→ Requirements: Only the lines from the one with "Read this page and output its text content." to the last line belong in your answer; write them out exactly and drop the pictures.

→ Information provided:
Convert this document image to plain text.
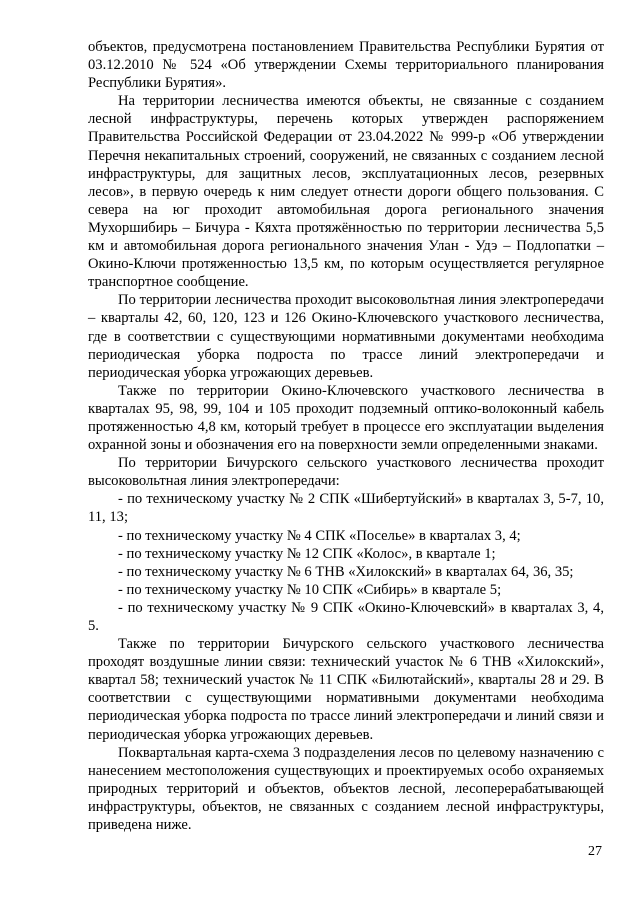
объектов, предусмотрена постановлением Правительства Республики Бурятия от 03.12.2010 № 524 «Об утверждении Схемы территориального планирования Республики Бурятия».

На территории лесничества имеются объекты, не связанные с созданием лесной инфраструктуры, перечень которых утвержден распоряжением Правительства Российской Федерации от 23.04.2022 № 999-р «Об утверждении Перечня некапитальных строений, сооружений, не связанных с созданием лесной инфраструктуры, для защитных лесов, эксплуатационных лесов, резервных лесов», в первую очередь к ним следует отнести дороги общего пользования. С севера на юг проходит автомобильная дорога регионального значения Мухоршибирь – Бичура - Кяхта протяжённостью по территории лесничества 5,5 км и автомобильная дорога регионального значения Улан - Удэ – Подлопатки – Окино-Ключи протяженностью 13,5 км, по которым осуществляется регулярное транспортное сообщение.

По территории лесничества проходит высоковольтная линия электропередачи – кварталы 42, 60, 120, 123 и 126 Окино-Ключевского участкового лесничества, где в соответствии с существующими нормативными документами необходима периодическая уборка подроста по трассе линий электропередачи и периодическая уборка угрожающих деревьев.

Также по территории Окино-Ключевского участкового лесничества в кварталах 95, 98, 99, 104 и 105 проходит подземный оптико-волоконный кабель протяженностью 4,8 км, который требует в процессе его эксплуатации выделения охранной зоны и обозначения его на поверхности земли определенными знаками.

По территории Бичурского сельского участкового лесничества проходит высоковольтная линия электропередачи:

- по техническому участку № 2 СПК «Шибертуйский» в кварталах 3, 5-7, 10, 11, 13;

- по техническому участку № 4 СПК «Поселье» в кварталах 3, 4;

- по техническому участку № 12 СПК «Колос», в квартале 1;

- по техническому участку № 6 ТНВ «Хилокский» в кварталах 64, 36, 35;

- по техническому участку № 10 СПК «Сибирь» в квартале 5;

- по техническому участку № 9 СПК «Окино-Ключевский» в кварталах 3, 4, 5.

Также по территории Бичурского сельского участкового лесничества проходят воздушные линии связи: технический участок № 6 ТНВ «Хилокский», квартал 58; технический участок № 11 СПК «Билютайский», кварталы 28 и 29. В соответствии с существующими нормативными документами необходима периодическая уборка подроста по трассе линий электропередачи и линий связи и периодическая уборка угрожающих деревьев.

Поквартальная карта-схема 3 подразделения лесов по целевому назначению с нанесением местоположения существующих и проектируемых особо охраняемых природных территорий и объектов, объектов лесной, лесоперерабатывающей инфраструктуры, объектов, не связанных с созданием лесной инфраструктуры, приведена ниже.

27
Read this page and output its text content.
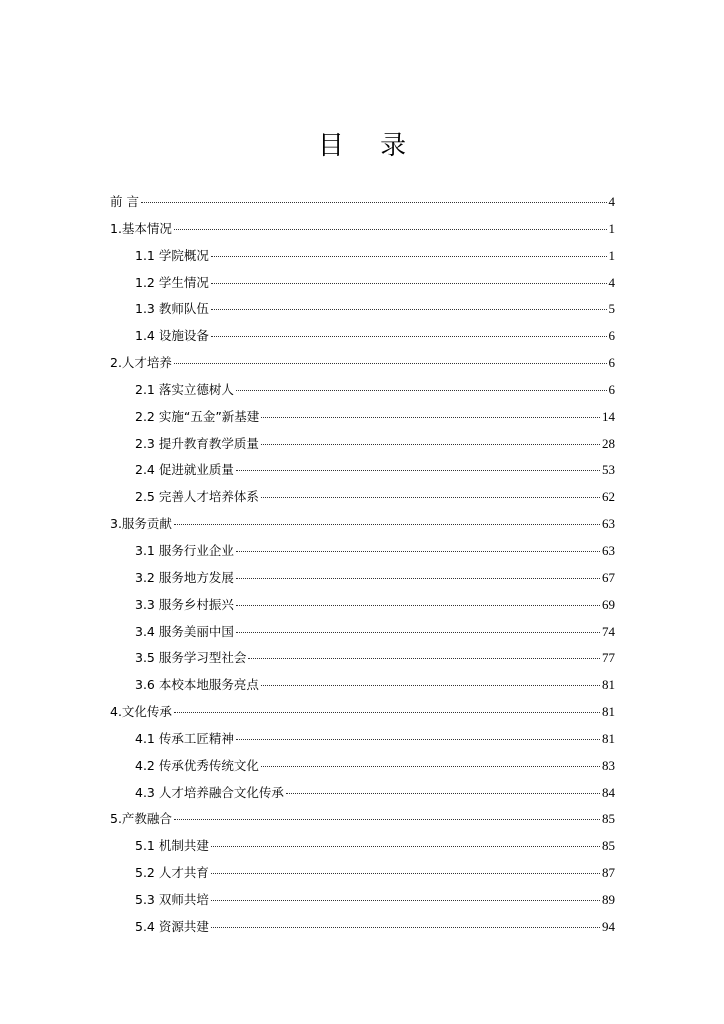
目 录
前 言	4
1.基本情况	1
1.1 学院概况	1
1.2 学生情况	4
1.3 教师队伍	5
1.4 设施设备	6
2.人才培养	6
2.1 落实立德树人	6
2.2 实施“五金”新基建	14
2.3 提升教育教学质量	28
2.4 促进就业质量	53
2.5 完善人才培养体系	62
3.服务贡献	63
3.1 服务行业企业	63
3.2 服务地方发展	67
3.3 服务乡村振兴	69
3.4 服务美丽中国	74
3.5 服务学习型社会	77
3.6 本校本地服务亮点	81
4.文化传承	81
4.1 传承工匠精神	81
4.2 传承优秀传统文化	83
4.3 人才培养融合文化传承	84
5.产教融合	85
5.1 机制共建	85
5.2 人才共育	87
5.3 双师共培	89
5.4 资源共建	94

→ Answer to this problem:
Read this page and output its text content.
目 录
前 言	4
1.基本情况	1
1.1 学院概况	1
1.2 学生情况	4
1.3 教师队伍	5
1.4 设施设备	6
2.人才培养	6
2.1 落实立德树人	6
2.2 实施“五金”新基建	14
2.3 提升教育教学质量	28
2.4 促进就业质量	53
2.5 完善人才培养体系	62
3.服务贡献	63
3.1 服务行业企业	63
3.2 服务地方发展	67
3.3 服务乡村振兴	69
3.4 服务美丽中国	74
3.5 服务学习型社会	77
3.6 本校本地服务亮点	81
4.文化传承	81
4.1 传承工匠精神	81
4.2 传承优秀传统文化	83
4.3 人才培养融合文化传承	84
5.产教融合	85
5.1 机制共建	85
5.2 人才共育	87
5.3 双师共培	89
5.4 资源共建	94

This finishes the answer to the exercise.